- _SHORT PROBLEM_: Extract every entry word for word. Skip the pictures.

── GIVEN INFORMATION ──

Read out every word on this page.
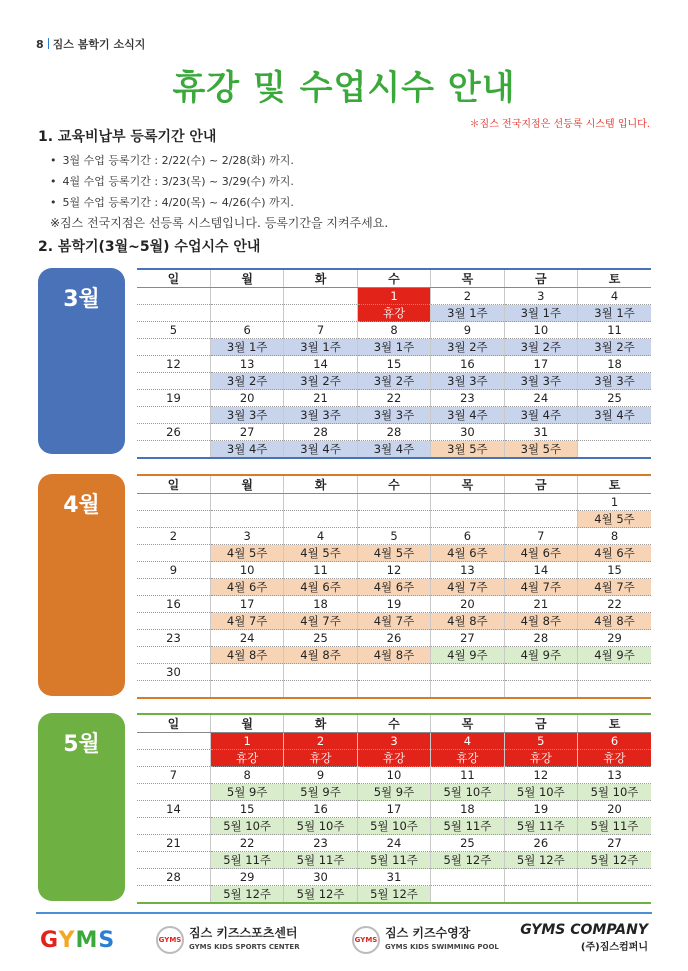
8 짐스 봄학기 소식지
휴강 및 수업시수 안내
＊짐스 전국지점은 선등록 시스템 입니다.
1. 교육비납부 등록기간 안내
• 3월 수업 등록기간 : 2/22(수) ~ 2/28(화) 까지.
• 4월 수업 등록기간 : 3/23(목) ~ 3/29(수) 까지.
• 5월 수업 등록기간 : 4/20(목) ~ 4/26(수) 까지.
※짐스 전국지점은 선등록 시스템입니다. 등록기간을 지켜주세요.
2. 봄학기(3월~5월) 수업시수 안내
3월
일	월	화	수	목	금	토
			1	2	3	4
			휴강	3월 1주	3월 1주	3월 1주
5	6	7	8	9	10	11
	3월 1주	3월 1주	3월 1주	3월 2주	3월 2주	3월 2주
12	13	14	15	16	17	18
	3월 2주	3월 2주	3월 2주	3월 3주	3월 3주	3월 3주
19	20	21	22	23	24	25
	3월 3주	3월 3주	3월 3주	3월 4주	3월 4주	3월 4주
26	27	28	28	30	31	
	3월 4주	3월 4주	3월 4주	3월 5주	3월 5주	
4월
일	월	화	수	목	금	토
						1
						4월 5주
2	3	4	5	6	7	8
	4월 5주	4월 5주	4월 5주	4월 6주	4월 6주	4월 6주
9	10	11	12	13	14	15
	4월 6주	4월 6주	4월 6주	4월 7주	4월 7주	4월 7주
16	17	18	19	20	21	22
	4월 7주	4월 7주	4월 7주	4월 8주	4월 8주	4월 8주
23	24	25	26	27	28	29
	4월 8주	4월 8주	4월 8주	4월 9주	4월 9주	4월 9주
30						

5월
일	월	화	수	목	금	토
	1	2	3	4	5	6
	휴강	휴강	휴강	휴강	휴강	휴강
7	8	9	10	11	12	13
	5월 9주	5월 9주	5월 9주	5월 10주	5월 10주	5월 10주
14	15	16	17	18	19	20
	5월 10주	5월 10주	5월 10주	5월 11주	5월 11주	5월 11주
21	22	23	24	25	26	27
	5월 11주	5월 11주	5월 11주	5월 12주	5월 12주	5월 12주
28	29	30	31			
	5월 12주	5월 12주	5월 12주			
GYMS	GYMS 짐스 키즈스포츠센터
GYMS KIDS SPORTS CENTER
GYMS 짐스 키즈수영장
GYMS KIDS SWIMMING POOL
GYMS COMPANY
(주)짐스컴퍼니
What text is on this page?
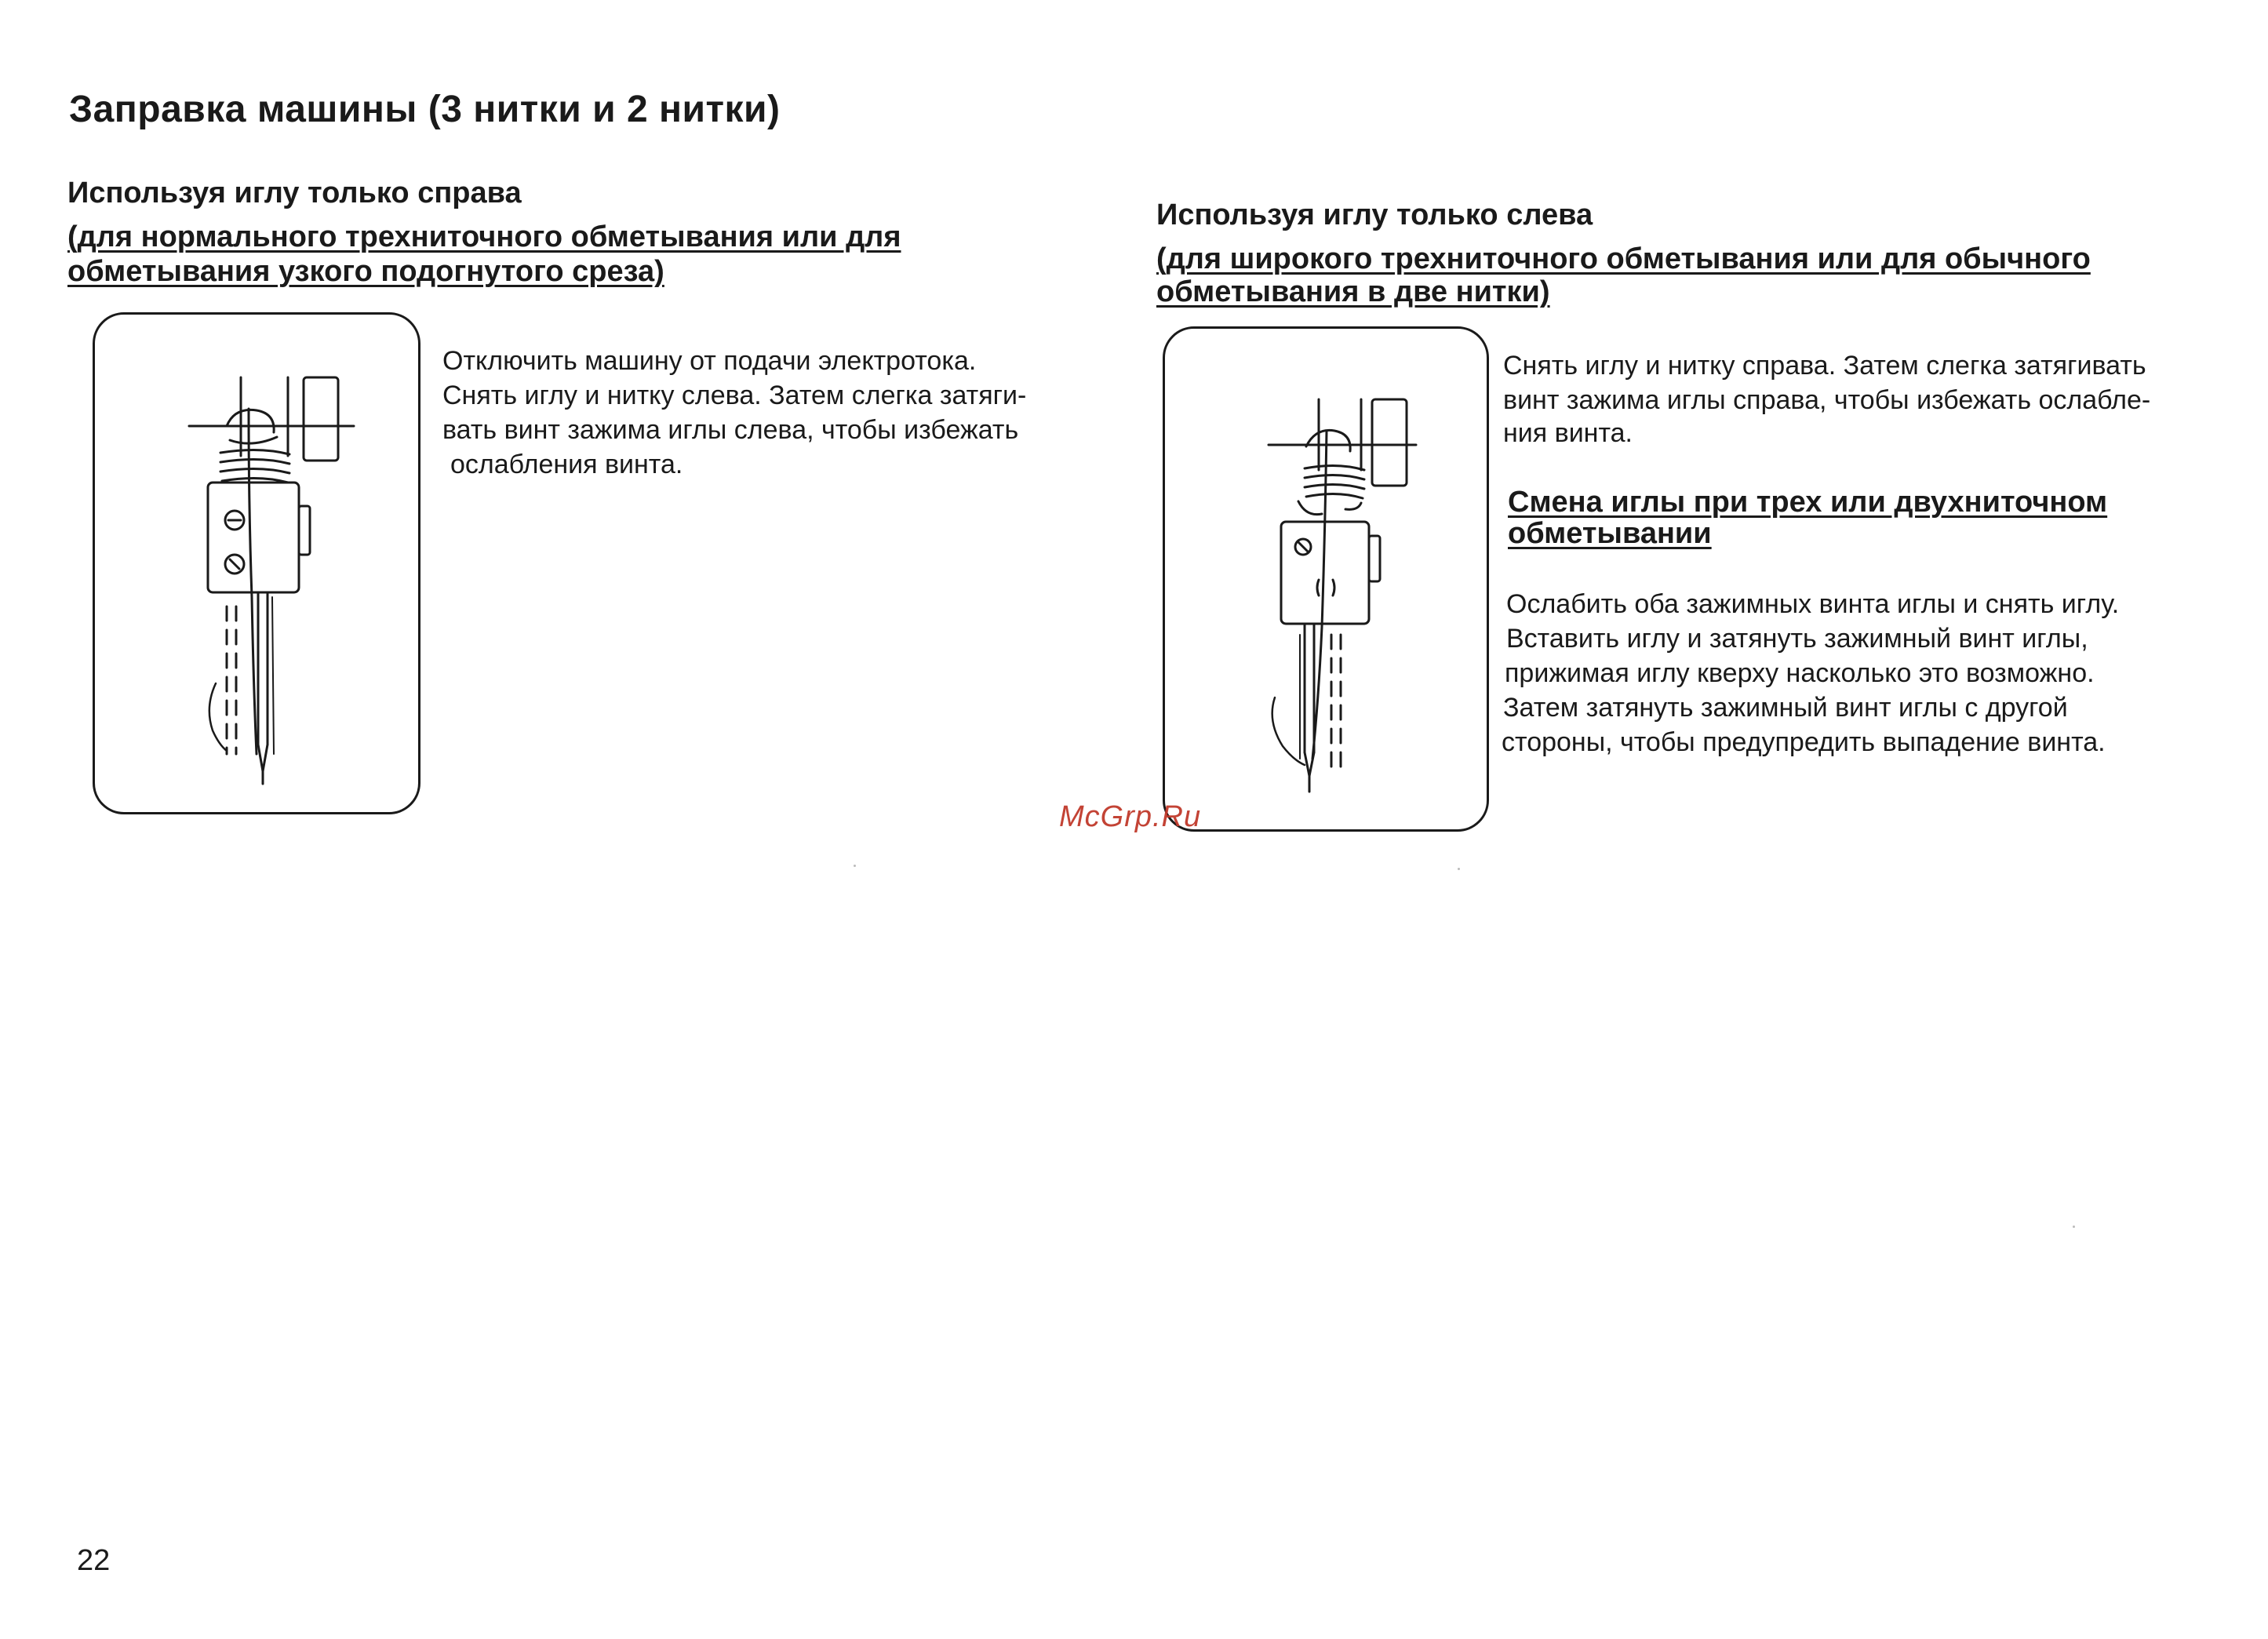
Заправка машины (3 нитки и 2 нитки)
Используя иглу только справа
(для нормального трехниточного обметывания или для
обметывания узкого подогнутого среза)
Отключить машину от подачи электротока.
Снять иглу и нитку слева. Затем слегка затяги-
вать винт зажима иглы слева, чтобы избежать
ослабления винта.
Используя иглу только слева
(для широкого трехниточного обметывания или для обычного
обметывания в две нитки)
Снять иглу и нитку справа. Затем слегка затягивать
винт зажима иглы справа, чтобы избежать ослабле-
ния винта.
Смена иглы при трех или двухниточном
обметывании
Ослабить оба зажимных винта иглы и снять иглу.
Вставить иглу и затянуть зажимный винт иглы,
прижимая иглу кверху насколько это возможно.
Затем затянуть зажимный винт иглы с другой
стороны, чтобы предупредить выпадение винта.
McGrp.Ru
22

───

- _ANSWER TO THIS PROBLEM_:
Read out every word on this page.
8 짐스 봄학기 소식지
휴강 및 수업시수 안내
＊짐스 전국지점은 선등록 시스템 입니다.
1. 교육비납부 등록기간 안내
• 3월 수업 등록기간 : 2/22(수) ~ 2/28(화) 까지.
• 4월 수업 등록기간 : 3/23(목) ~ 3/29(수) 까지.
• 5월 수업 등록기간 : 4/20(목) ~ 4/26(수) 까지.
※짐스 전국지점은 선등록 시스템입니다. 등록기간을 지켜주세요.
2. 봄학기(3월~5월) 수업시수 안내
3월
일	월	화	수	목	금	토
			1	2	3	4
			휴강	3월 1주	3월 1주	3월 1주
5	6	7	8	9	10	11
	3월 1주	3월 1주	3월 1주	3월 2주	3월 2주	3월 2주
12	13	14	15	16	17	18
	3월 2주	3월 2주	3월 2주	3월 3주	3월 3주	3월 3주
19	20	21	22	23	24	25
	3월 3주	3월 3주	3월 3주	3월 4주	3월 4주	3월 4주
26	27	28	28	30	31	
	3월 4주	3월 4주	3월 4주	3월 5주	3월 5주	
4월
일	월	화	수	목	금	토
						1
						4월 5주
2	3	4	5	6	7	8
	4월 5주	4월 5주	4월 5주	4월 6주	4월 6주	4월 6주
9	10	11	12	13	14	15
	4월 6주	4월 6주	4월 6주	4월 7주	4월 7주	4월 7주
16	17	18	19	20	21	22
	4월 7주	4월 7주	4월 7주	4월 8주	4월 8주	4월 8주
23	24	25	26	27	28	29
	4월 8주	4월 8주	4월 8주	4월 9주	4월 9주	4월 9주
30						

5월
일	월	화	수	목	금	토
	1	2	3	4	5	6
	휴강	휴강	휴강	휴강	휴강	휴강
7	8	9	10	11	12	13
	5월 9주	5월 9주	5월 9주	5월 10주	5월 10주	5월 10주
14	15	16	17	18	19	20
	5월 10주	5월 10주	5월 10주	5월 11주	5월 11주	5월 11주
21	22	23	24	25	26	27
	5월 11주	5월 11주	5월 11주	5월 12주	5월 12주	5월 12주
28	29	30	31			
	5월 12주	5월 12주	5월 12주			
GYMS	GYMS 짐스 키즈스포츠센터
GYMS KIDS SPORTS CENTER
GYMS 짐스 키즈수영장
GYMS KIDS SWIMMING POOL
GYMS COMPANY
(주)짐스컴퍼니
What text is on this page?
Заправка машины (3 нитки и 2 нитки)
Используя иглу только справа
(для нормального трехниточного обметывания или для
обметывания узкого подогнутого среза)
Отключить машину от подачи электротока.
Снять иглу и нитку слева. Затем слегка затяги-
вать винт зажима иглы слева, чтобы избежать
ослабления винта.
Используя иглу только слева
(для широкого трехниточного обметывания или для обычного
обметывания в две нитки)
Снять иглу и нитку справа. Затем слегка затягивать
винт зажима иглы справа, чтобы избежать ослабле-
ния винта.
Смена иглы при трех или двухниточном
обметывании
Ослабить оба зажимных винта иглы и снять иглу.
Вставить иглу и затянуть зажимный винт иглы,
прижимая иглу кверху насколько это возможно.
Затем затянуть зажимный винт иглы с другой
стороны, чтобы предупредить выпадение винта.
McGrp.Ru
22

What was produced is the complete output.